##### LISTED RECORDS #####

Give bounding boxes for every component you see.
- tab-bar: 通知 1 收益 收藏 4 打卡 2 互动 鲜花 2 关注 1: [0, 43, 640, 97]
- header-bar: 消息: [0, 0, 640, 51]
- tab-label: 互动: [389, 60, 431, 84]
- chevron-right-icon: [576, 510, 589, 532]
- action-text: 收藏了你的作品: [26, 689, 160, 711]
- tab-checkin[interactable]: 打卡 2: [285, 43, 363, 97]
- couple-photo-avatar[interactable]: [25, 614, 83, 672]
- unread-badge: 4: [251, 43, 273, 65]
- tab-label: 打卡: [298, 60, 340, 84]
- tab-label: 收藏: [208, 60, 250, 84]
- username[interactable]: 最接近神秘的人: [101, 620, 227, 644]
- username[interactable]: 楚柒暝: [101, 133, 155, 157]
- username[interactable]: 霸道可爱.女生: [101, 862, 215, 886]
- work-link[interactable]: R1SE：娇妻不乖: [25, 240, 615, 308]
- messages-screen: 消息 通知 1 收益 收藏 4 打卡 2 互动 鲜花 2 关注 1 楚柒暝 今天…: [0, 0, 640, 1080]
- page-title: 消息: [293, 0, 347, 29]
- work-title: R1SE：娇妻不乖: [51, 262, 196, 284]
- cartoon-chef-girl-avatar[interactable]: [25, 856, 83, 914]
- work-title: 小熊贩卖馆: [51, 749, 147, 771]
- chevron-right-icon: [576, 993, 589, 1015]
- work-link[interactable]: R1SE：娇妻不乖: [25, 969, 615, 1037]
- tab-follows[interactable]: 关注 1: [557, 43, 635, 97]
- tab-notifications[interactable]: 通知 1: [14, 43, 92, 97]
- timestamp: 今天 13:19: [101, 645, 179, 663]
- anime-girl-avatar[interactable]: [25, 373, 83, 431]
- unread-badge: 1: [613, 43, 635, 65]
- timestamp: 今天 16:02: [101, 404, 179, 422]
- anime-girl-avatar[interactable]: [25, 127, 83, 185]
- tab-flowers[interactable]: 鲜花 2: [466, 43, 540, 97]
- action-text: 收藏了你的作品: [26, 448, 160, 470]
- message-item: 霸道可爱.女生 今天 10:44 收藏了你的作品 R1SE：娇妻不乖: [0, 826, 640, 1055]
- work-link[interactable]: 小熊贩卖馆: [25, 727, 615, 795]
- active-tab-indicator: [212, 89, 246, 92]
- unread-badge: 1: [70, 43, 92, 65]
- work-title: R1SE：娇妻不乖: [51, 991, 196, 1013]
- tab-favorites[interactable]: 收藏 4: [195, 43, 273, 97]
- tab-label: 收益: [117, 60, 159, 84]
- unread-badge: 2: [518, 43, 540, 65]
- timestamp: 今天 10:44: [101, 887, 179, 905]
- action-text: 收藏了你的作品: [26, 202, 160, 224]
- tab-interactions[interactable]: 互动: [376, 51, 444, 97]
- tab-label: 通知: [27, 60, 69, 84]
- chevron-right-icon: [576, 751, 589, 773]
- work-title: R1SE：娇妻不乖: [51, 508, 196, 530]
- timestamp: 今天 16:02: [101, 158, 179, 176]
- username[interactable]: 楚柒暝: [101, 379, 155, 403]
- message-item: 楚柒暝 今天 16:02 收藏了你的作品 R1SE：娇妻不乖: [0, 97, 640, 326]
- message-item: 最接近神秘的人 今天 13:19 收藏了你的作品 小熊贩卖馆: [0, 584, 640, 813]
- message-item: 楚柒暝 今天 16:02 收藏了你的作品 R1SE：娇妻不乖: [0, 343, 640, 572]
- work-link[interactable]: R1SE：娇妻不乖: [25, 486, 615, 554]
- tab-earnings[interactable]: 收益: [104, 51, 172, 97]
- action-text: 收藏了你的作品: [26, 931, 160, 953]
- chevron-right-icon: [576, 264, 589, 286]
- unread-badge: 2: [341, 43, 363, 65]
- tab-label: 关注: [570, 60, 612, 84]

#####

## DIRECTIONS
Extract every line of the data above and reproduce each one unchanged, in the same order.

## EXERCISE RESULT
Give bounding boxes for every component you see.
- tab-bar: 通知 1 收益 收藏 4 打卡 2 互动 鲜花 2 关注 1: [0, 43, 640, 97]
- header-bar: 消息: [0, 0, 640, 51]
- tab-label: 互动: [389, 60, 431, 84]
- chevron-right-icon: [576, 510, 589, 532]
- action-text: 收藏了你的作品: [26, 689, 160, 711]
- tab-checkin[interactable]: 打卡 2: [285, 43, 363, 97]
- couple-photo-avatar[interactable]: [25, 614, 83, 672]
- unread-badge: 4: [251, 43, 273, 65]
- tab-label: 打卡: [298, 60, 340, 84]
- tab-label: 收藏: [208, 60, 250, 84]
- username[interactable]: 最接近神秘的人: [101, 620, 227, 644]
- username[interactable]: 楚柒暝: [101, 133, 155, 157]
- username[interactable]: 霸道可爱.女生: [101, 862, 215, 886]
- work-link[interactable]: R1SE：娇妻不乖: [25, 240, 615, 308]
- messages-screen: 消息 通知 1 收益 收藏 4 打卡 2 互动 鲜花 2 关注 1 楚柒暝 今天…: [0, 0, 640, 1080]
- page-title: 消息: [293, 0, 347, 29]
- work-title: R1SE：娇妻不乖: [51, 262, 196, 284]
- cartoon-chef-girl-avatar[interactable]: [25, 856, 83, 914]
- work-title: 小熊贩卖馆: [51, 749, 147, 771]
- chevron-right-icon: [576, 993, 589, 1015]
- work-link[interactable]: R1SE：娇妻不乖: [25, 969, 615, 1037]
- tab-follows[interactable]: 关注 1: [557, 43, 635, 97]
- tab-notifications[interactable]: 通知 1: [14, 43, 92, 97]
- timestamp: 今天 13:19: [101, 645, 179, 663]
- anime-girl-avatar[interactable]: [25, 373, 83, 431]
- unread-badge: 1: [613, 43, 635, 65]
- timestamp: 今天 16:02: [101, 404, 179, 422]
- anime-girl-avatar[interactable]: [25, 127, 83, 185]
- tab-flowers[interactable]: 鲜花 2: [466, 43, 540, 97]
- action-text: 收藏了你的作品: [26, 448, 160, 470]
- message-item: 霸道可爱.女生 今天 10:44 收藏了你的作品 R1SE：娇妻不乖: [0, 826, 640, 1055]
- work-link[interactable]: 小熊贩卖馆: [25, 727, 615, 795]
- active-tab-indicator: [212, 89, 246, 92]
- unread-badge: 1: [70, 43, 92, 65]
- work-title: R1SE：娇妻不乖: [51, 991, 196, 1013]
- tab-favorites[interactable]: 收藏 4: [195, 43, 273, 97]
- tab-label: 收益: [117, 60, 159, 84]
- unread-badge: 2: [518, 43, 540, 65]
- timestamp: 今天 10:44: [101, 887, 179, 905]
- action-text: 收藏了你的作品: [26, 202, 160, 224]
- tab-interactions[interactable]: 互动: [376, 51, 444, 97]
- tab-label: 通知: [27, 60, 69, 84]
- chevron-right-icon: [576, 751, 589, 773]
- work-title: R1SE：娇妻不乖: [51, 508, 196, 530]
- timestamp: 今天 16:02: [101, 158, 179, 176]
- username[interactable]: 楚柒暝: [101, 379, 155, 403]
- message-item: 楚柒暝 今天 16:02 收藏了你的作品 R1SE：娇妻不乖: [0, 97, 640, 326]
- message-item: 最接近神秘的人 今天 13:19 收藏了你的作品 小熊贩卖馆: [0, 584, 640, 813]
- message-item: 楚柒暝 今天 16:02 收藏了你的作品 R1SE：娇妻不乖: [0, 343, 640, 572]
- work-link[interactable]: R1SE：娇妻不乖: [25, 486, 615, 554]
- tab-earnings[interactable]: 收益: [104, 51, 172, 97]
- action-text: 收藏了你的作品: [26, 931, 160, 953]
- chevron-right-icon: [576, 264, 589, 286]
- unread-badge: 2: [341, 43, 363, 65]
- tab-label: 关注: [570, 60, 612, 84]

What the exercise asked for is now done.